# [Collection entries]

────────────────────────────────────────

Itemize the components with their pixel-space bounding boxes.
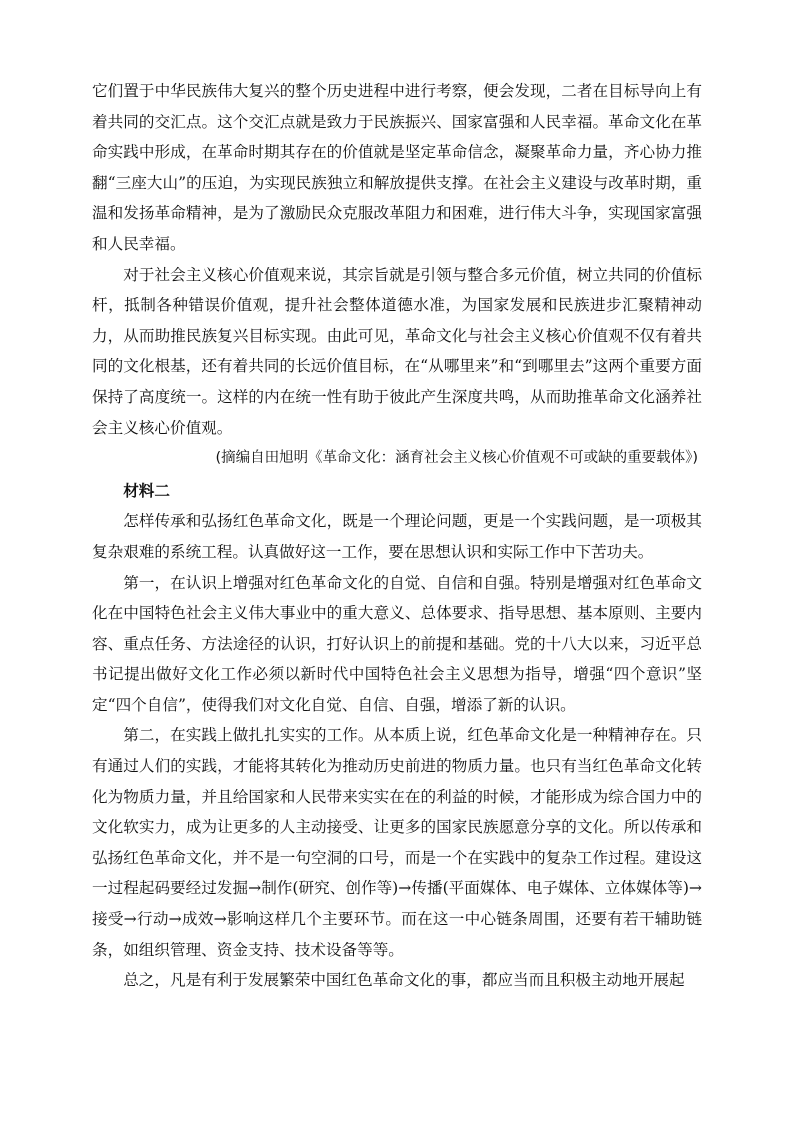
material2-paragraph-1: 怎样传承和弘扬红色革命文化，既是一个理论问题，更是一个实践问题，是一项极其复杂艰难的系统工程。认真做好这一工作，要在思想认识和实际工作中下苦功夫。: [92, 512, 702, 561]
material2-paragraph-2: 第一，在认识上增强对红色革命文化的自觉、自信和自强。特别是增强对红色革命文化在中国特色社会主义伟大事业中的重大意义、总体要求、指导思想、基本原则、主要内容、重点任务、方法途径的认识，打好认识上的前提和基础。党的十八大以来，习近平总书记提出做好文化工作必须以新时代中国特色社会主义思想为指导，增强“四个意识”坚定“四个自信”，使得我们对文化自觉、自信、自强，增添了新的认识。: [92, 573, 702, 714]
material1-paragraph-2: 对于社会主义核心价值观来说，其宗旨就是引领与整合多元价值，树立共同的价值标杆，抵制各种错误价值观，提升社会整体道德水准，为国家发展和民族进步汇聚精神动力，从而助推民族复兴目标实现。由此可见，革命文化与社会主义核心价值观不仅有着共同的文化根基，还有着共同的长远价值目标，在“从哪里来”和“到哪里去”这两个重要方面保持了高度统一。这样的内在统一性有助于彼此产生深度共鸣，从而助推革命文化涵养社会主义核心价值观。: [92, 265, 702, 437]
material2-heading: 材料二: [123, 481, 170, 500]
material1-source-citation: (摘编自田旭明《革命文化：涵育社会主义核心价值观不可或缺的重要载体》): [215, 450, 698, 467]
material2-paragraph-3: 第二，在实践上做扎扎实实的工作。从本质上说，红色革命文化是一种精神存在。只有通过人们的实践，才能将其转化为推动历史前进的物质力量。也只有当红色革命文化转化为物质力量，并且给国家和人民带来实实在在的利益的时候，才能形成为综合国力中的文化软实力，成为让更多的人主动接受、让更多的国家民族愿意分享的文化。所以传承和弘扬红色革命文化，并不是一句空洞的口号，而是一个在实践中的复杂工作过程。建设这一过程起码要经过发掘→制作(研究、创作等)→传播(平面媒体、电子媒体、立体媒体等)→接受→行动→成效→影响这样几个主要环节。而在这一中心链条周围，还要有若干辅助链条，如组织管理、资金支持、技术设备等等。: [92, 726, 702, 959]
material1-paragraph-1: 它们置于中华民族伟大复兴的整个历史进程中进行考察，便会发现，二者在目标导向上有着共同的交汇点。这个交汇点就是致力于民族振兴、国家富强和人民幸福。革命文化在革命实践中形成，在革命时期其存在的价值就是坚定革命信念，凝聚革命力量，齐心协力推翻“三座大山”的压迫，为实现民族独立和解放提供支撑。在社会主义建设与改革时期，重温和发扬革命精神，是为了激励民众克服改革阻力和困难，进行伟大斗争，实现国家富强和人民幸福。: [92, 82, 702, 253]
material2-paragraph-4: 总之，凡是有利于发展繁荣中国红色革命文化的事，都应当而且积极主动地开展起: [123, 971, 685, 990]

────────────────────────────────────────

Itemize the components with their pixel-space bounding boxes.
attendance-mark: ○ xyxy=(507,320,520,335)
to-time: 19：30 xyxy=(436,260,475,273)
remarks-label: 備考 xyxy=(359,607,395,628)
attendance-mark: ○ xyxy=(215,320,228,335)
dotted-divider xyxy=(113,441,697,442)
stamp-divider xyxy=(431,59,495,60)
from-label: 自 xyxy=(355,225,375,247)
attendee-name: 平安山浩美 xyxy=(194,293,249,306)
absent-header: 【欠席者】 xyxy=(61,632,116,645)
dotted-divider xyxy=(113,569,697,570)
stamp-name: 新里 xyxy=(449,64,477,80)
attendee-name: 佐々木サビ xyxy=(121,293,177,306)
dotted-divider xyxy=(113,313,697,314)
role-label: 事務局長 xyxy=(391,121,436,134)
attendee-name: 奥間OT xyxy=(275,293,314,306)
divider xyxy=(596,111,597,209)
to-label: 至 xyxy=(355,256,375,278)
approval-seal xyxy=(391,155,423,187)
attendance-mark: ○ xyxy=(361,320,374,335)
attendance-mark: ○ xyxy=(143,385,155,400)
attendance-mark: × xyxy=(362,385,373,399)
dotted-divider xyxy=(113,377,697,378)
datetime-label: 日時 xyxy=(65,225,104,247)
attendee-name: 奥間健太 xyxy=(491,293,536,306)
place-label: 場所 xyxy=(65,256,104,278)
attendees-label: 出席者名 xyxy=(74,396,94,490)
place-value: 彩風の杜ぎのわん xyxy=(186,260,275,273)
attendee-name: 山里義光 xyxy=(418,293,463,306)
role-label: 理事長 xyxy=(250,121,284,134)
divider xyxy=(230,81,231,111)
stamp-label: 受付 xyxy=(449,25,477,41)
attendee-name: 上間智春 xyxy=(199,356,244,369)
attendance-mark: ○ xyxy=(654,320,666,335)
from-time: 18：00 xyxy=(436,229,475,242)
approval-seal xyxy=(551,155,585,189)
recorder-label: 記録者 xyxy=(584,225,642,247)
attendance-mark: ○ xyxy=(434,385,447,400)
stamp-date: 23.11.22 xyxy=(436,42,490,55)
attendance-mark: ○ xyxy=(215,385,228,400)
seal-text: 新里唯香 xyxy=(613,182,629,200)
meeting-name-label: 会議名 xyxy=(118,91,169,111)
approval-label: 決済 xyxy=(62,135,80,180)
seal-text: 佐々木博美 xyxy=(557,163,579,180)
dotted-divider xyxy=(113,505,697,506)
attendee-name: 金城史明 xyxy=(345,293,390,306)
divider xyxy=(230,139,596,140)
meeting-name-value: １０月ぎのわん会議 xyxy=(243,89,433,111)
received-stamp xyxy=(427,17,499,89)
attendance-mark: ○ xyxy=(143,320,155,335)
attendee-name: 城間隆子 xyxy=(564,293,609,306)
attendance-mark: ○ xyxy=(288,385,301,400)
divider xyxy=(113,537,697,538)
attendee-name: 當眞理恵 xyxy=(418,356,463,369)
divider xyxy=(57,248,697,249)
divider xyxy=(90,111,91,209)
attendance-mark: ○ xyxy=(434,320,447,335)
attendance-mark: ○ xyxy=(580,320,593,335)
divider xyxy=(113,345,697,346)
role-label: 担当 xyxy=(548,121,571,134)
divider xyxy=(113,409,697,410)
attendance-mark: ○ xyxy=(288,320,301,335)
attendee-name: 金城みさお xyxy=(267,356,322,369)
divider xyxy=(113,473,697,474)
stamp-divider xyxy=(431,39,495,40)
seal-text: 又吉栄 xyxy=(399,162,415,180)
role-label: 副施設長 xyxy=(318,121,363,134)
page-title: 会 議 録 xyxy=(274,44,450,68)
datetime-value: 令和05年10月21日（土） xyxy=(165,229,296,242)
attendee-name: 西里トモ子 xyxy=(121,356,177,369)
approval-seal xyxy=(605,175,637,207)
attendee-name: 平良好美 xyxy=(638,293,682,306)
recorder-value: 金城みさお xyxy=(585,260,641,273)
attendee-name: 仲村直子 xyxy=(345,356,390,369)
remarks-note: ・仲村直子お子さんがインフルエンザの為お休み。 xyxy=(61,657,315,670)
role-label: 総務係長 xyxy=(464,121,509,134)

────────────────────────────────────────

Copy, word for word, the lines of the entries starting with the line that contains "512, 702, 561]" and ending with the line that contains "573, 702, 714]", including both of those lines.

# [Problem solution]
material2-paragraph-1: 怎样传承和弘扬红色革命文化，既是一个理论问题，更是一个实践问题，是一项极其复杂艰难的系统工程。认真做好这一工作，要在思想认识和实际工作中下苦功夫。: [92, 512, 702, 561]
material2-paragraph-2: 第一，在认识上增强对红色革命文化的自觉、自信和自强。特别是增强对红色革命文化在中国特色社会主义伟大事业中的重大意义、总体要求、指导思想、基本原则、主要内容、重点任务、方法途径的认识，打好认识上的前提和基础。党的十八大以来，习近平总书记提出做好文化工作必须以新时代中国特色社会主义思想为指导，增强“四个意识”坚定“四个自信”，使得我们对文化自觉、自信、自强，增添了新的认识。: [92, 573, 702, 714]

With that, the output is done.